> EXERCISE GOAL: Report how many lines of these entries hold the string "АФост"; reply with the number alone.

> PROVIDED MATERIAL:
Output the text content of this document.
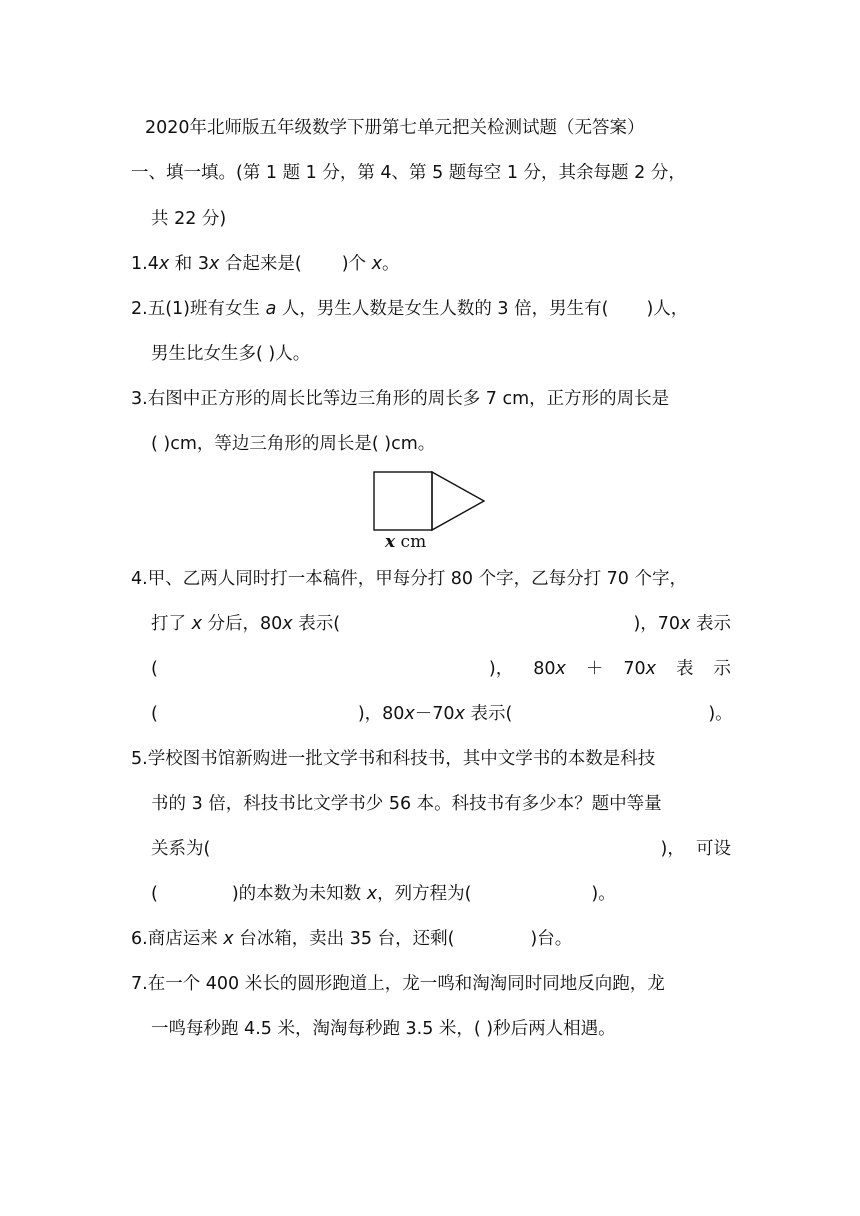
2020年北师版五年级数学下册第七单元把关检测试题（无答案）
一、填一填。(第 1 题 1 分，第 4、第 5 题每空 1 分，其余每题 2 分，
共 22 分)
1.4x 和 3x 合起来是( )个 x。
2.五(1)班有女生 a 人，男生人数是女生人数的 3 倍，男生有( )人，
男生比女生多( )人。
3.右图中正方形的周长比等边三角形的周长多 7 cm，正方形的周长是
( )cm，等边三角形的周长是( )cm。
x cm
4.甲、乙两人同时打一本稿件，甲每分打 80 个字，乙每分打 70 个字，
打了 x 分后，80x 表示(	)，70x 表示
(	)， 80x ＋ 70x 表 示
(	)，80x－70x 表示(	)。
5.学校图书馆新购进一批文学书和科技书，其中文学书的本数是科技
书的 3 倍，科技书比文学书少 56 本。科技书有多少本？题中等量
关系为(	)， 可设
(	)的本数为未知数 x，列方程为(	)。
6.商店运来 x 台冰箱，卖出 35 台，还剩(	)台。
7.在一个 400 米长的圆形跑道上，龙一鸣和淘淘同时同地反向跑，龙
一鸣每秒跑 4.5 米，淘淘每秒跑 3.5 米，( )秒后两人相遇。
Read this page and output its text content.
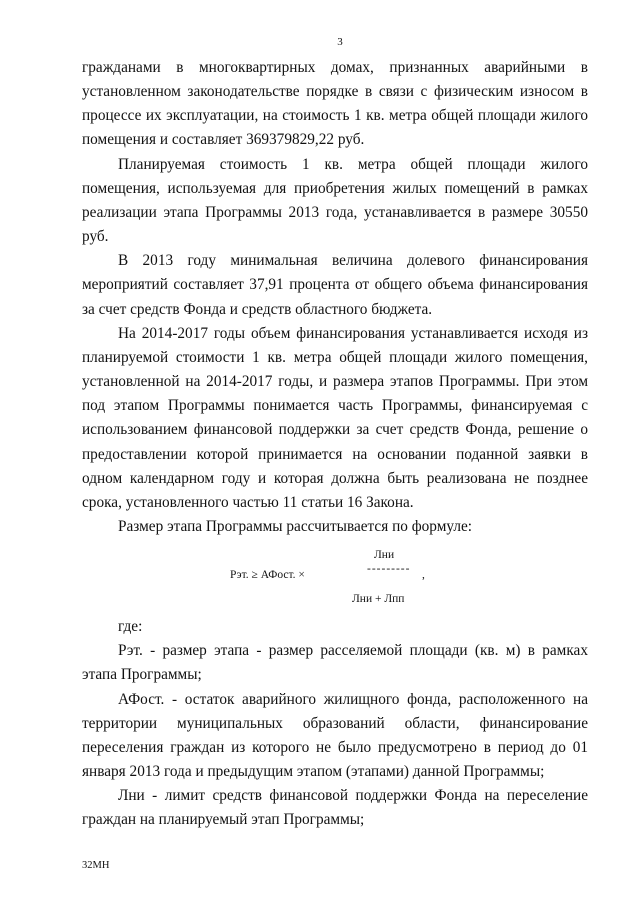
3

гражданами в многоквартирных домах, признанных аварийными в установленном законодательстве порядке в связи с физическим износом в процессе их эксплуатации, на стоимость 1 кв. метра общей площади жилого помещения и составляет 369379829,22 руб.

Планируемая стоимость 1 кв. метра общей площади жилого помещения, используемая для приобретения жилых помещений в рамках реализации этапа Программы 2013 года, устанавливается в размере 30550 руб.

В 2013 году минимальная величина долевого финансирования мероприятий составляет 37,91 процента от общего объема финансирования за счет средств Фонда и средств областного бюджета.

На 2014-2017 годы объем финансирования устанавливается исходя из планируемой стоимости 1 кв. метра общей площади жилого помещения, установленной на 2014-2017 годы, и размера этапов Программы. При этом под этапом Программы понимается часть Программы, финансируемая с использованием финансовой поддержки за счет средств Фонда, решение о предоставлении которой принимается на основании поданной заявки в одном календарном году и которая должна быть реализована не позднее срока, установленного частью 11 статьи 16 Закона.

Размер этапа Программы рассчитывается по формуле:

Лни
---------
Рэт. ≥ АФост. ×	,
Лни + Лпп

где:

Рэт. - размер этапа - размер расселяемой площади (кв. м) в рамках этапа Программы;

АФост. - остаток аварийного жилищного фонда, расположенного на территории муниципальных образований области, финансирование переселения граждан из которого не было предусмотрено в период до 01 января 2013 года и предыдущим этапом (этапами) данной Программы;

Лни - лимит средств финансовой поддержки Фонда на переселение граждан на планируемый этап Программы;

32МН
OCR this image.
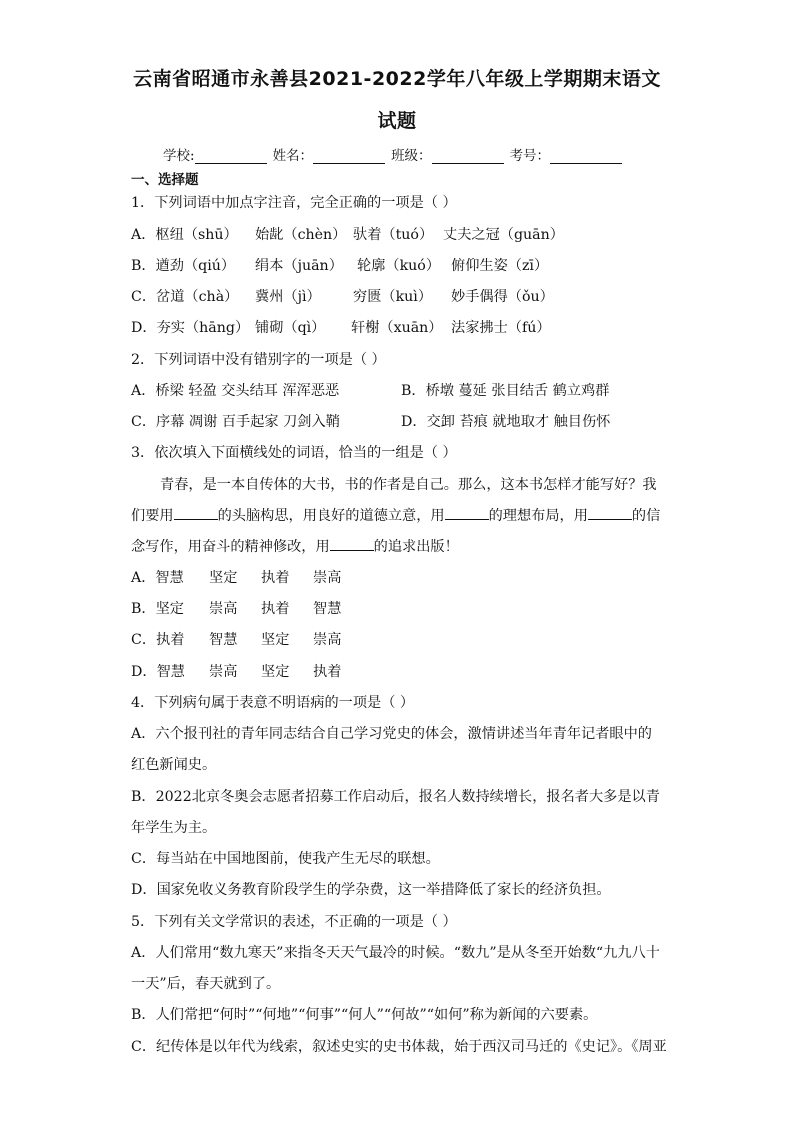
云南省昭通市永善县2021-2022学年八年级上学期期末语文
试题
学校:	姓名：	班级：	考号：
一、选择题
1．下列词语中加点字注音，完全正确的一项是（ ）
A．枢纽（shū）	始龀（chèn） 驮着（tuó） 丈夫之冠（guān）
B．遒劲（qiú）	绢本（juān） 轮廓（kuó） 俯仰生姿（zī）
C．岔道（chà）	冀州（jì）	穷匮（kuì）	妙手偶得（ǒu）
D．夯实（hāng） 铺砌（qì）	轩榭（xuān） 法家拂士（fú）
2．下列词语中没有错别字的一项是（ ）
A．桥梁 轻盈 交头结耳 浑浑恶恶	B．桥墩 蔓延 张目结舌 鹤立鸡群
C．序幕 凋谢 百手起家 刀剑入鞘	D．交卸 苔痕 就地取才 触目伤怀
3．依次填入下面横线处的词语，恰当的一组是（ ）
青春，是一本自传体的大书，书的作者是自己。那么，这本书怎样才能写好？我
们要用	的头脑构思，用良好的道德立意，用	的理想布局，用	的信
念写作，用奋斗的精神修改，用	的追求出版！
A．智慧	坚定	执着	崇高
B．坚定	崇高	执着	智慧
C．执着	智慧	坚定	崇高
D．智慧	崇高	坚定	执着
4．下列病句属于表意不明语病的一项是（ ）
A．六个报刊社的青年同志结合自己学习党史的体会，激情讲述当年青年记者眼中的
红色新闻史。
B．2022北京冬奥会志愿者招募工作启动后，报名人数持续增长，报名者大多是以青
年学生为主。
C．每当站在中国地图前，使我产生无尽的联想。
D．国家免收义务教育阶段学生的学杂费，这一举措降低了家长的经济负担。
5．下列有关文学常识的表述，不正确的一项是（ ）
A．人们常用“数九寒天”来指冬天天气最冷的时候。“数九”是从冬至开始数“九九八十
一天”后，春天就到了。
B．人们常把“何时”“何地”“何事”“何人”“何故”“如何”称为新闻的六要素。
C．纪传体是以年代为线索，叙述史实的史书体裁，始于西汉司马迁的《史记》。《周亚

> SOLUTION TO THIS PROBLEM: 2